**Data shown**
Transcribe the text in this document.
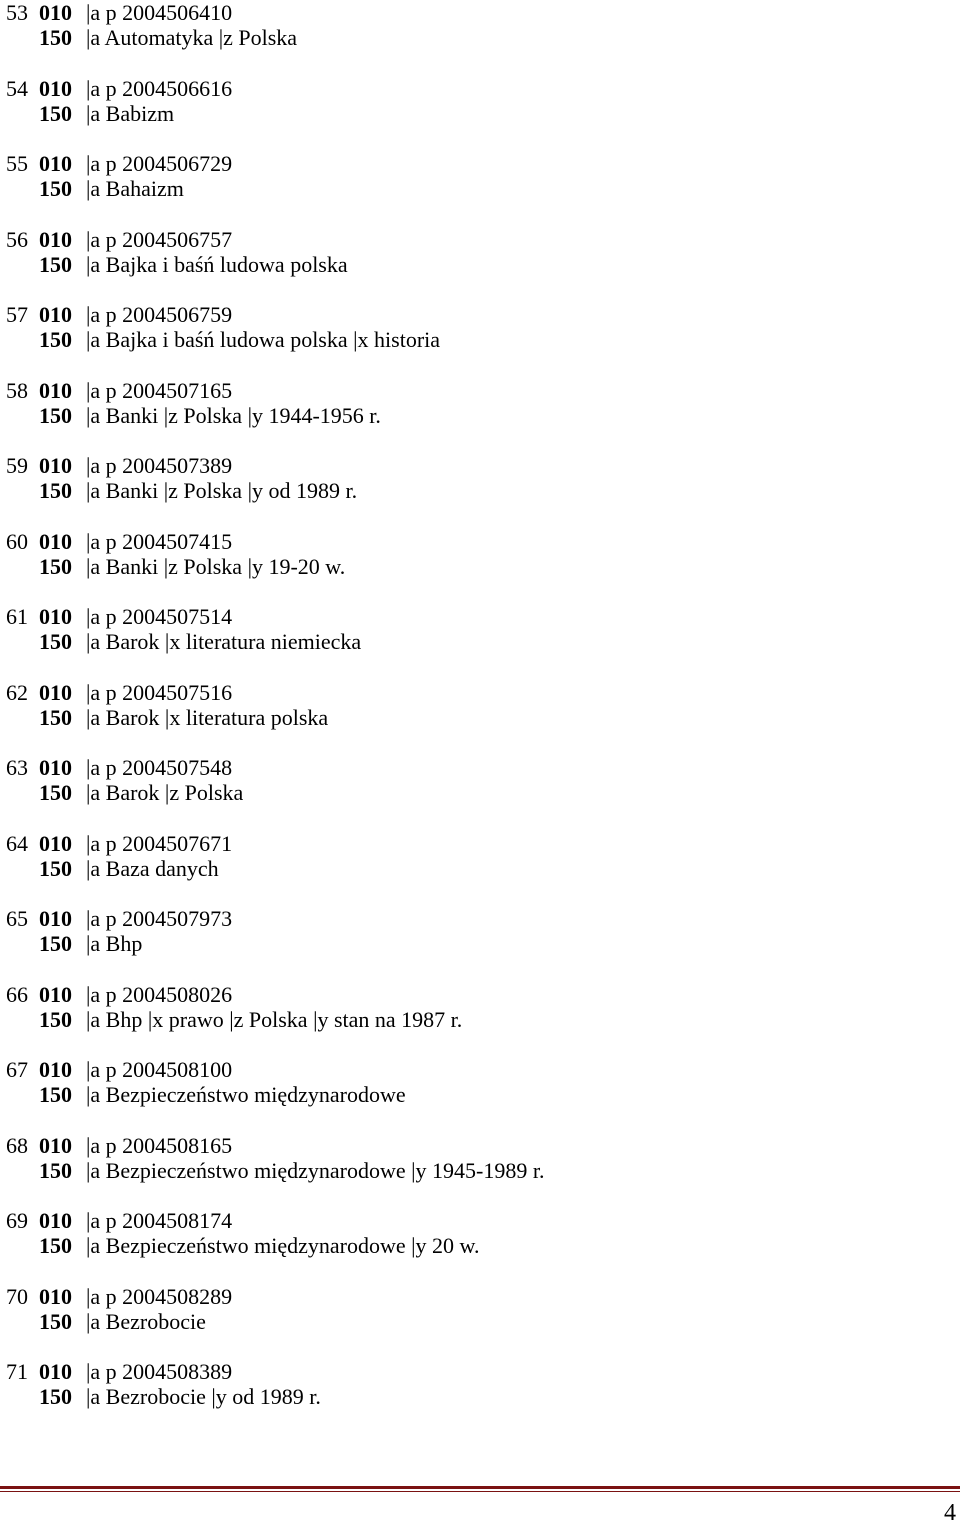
53 010 |a p 2004506410
150 |a Automatyka |z Polska
54 010 |a p 2004506616
150 |a Babizm
55 010 |a p 2004506729
150 |a Bahaizm
56 010 |a p 2004506757
150 |a Bajka i baśń ludowa polska
57 010 |a p 2004506759
150 |a Bajka i baśń ludowa polska |x historia
58 010 |a p 2004507165
150 |a Banki |z Polska |y 1944-1956 r.
59 010 |a p 2004507389
150 |a Banki |z Polska |y od 1989 r.
60 010 |a p 2004507415
150 |a Banki |z Polska |y 19-20 w.
61 010 |a p 2004507514
150 |a Barok |x literatura niemiecka
62 010 |a p 2004507516
150 |a Barok |x literatura polska
63 010 |a p 2004507548
150 |a Barok |z Polska
64 010 |a p 2004507671
150 |a Baza danych
65 010 |a p 2004507973
150 |a Bhp
66 010 |a p 2004508026
150 |a Bhp |x prawo |z Polska |y stan na 1987 r.
67 010 |a p 2004508100
150 |a Bezpieczeństwo międzynarodowe
68 010 |a p 2004508165
150 |a Bezpieczeństwo międzynarodowe |y 1945-1989 r.
69 010 |a p 2004508174
150 |a Bezpieczeństwo międzynarodowe |y 20 w.
70 010 |a p 2004508289
150 |a Bezrobocie
71 010 |a p 2004508389
150 |a Bezrobocie |y od 1989 r.
4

**Instruction**
Copy everything in the records above except the pictures, exactly as written.

**Reply to the task**
Transcribe the text in this document.
53 010 |a p 2004506410
150 |a Automatyka |z Polska
54 010 |a p 2004506616
150 |a Babizm
55 010 |a p 2004506729
150 |a Bahaizm
56 010 |a p 2004506757
150 |a Bajka i baśń ludowa polska
57 010 |a p 2004506759
150 |a Bajka i baśń ludowa polska |x historia
58 010 |a p 2004507165
150 |a Banki |z Polska |y 1944-1956 r.
59 010 |a p 2004507389
150 |a Banki |z Polska |y od 1989 r.
60 010 |a p 2004507415
150 |a Banki |z Polska |y 19-20 w.
61 010 |a p 2004507514
150 |a Barok |x literatura niemiecka
62 010 |a p 2004507516
150 |a Barok |x literatura polska
63 010 |a p 2004507548
150 |a Barok |z Polska
64 010 |a p 2004507671
150 |a Baza danych
65 010 |a p 2004507973
150 |a Bhp
66 010 |a p 2004508026
150 |a Bhp |x prawo |z Polska |y stan na 1987 r.
67 010 |a p 2004508100
150 |a Bezpieczeństwo międzynarodowe
68 010 |a p 2004508165
150 |a Bezpieczeństwo międzynarodowe |y 1945-1989 r.
69 010 |a p 2004508174
150 |a Bezpieczeństwo międzynarodowe |y 20 w.
70 010 |a p 2004508289
150 |a Bezrobocie
71 010 |a p 2004508389
150 |a Bezrobocie |y od 1989 r.
4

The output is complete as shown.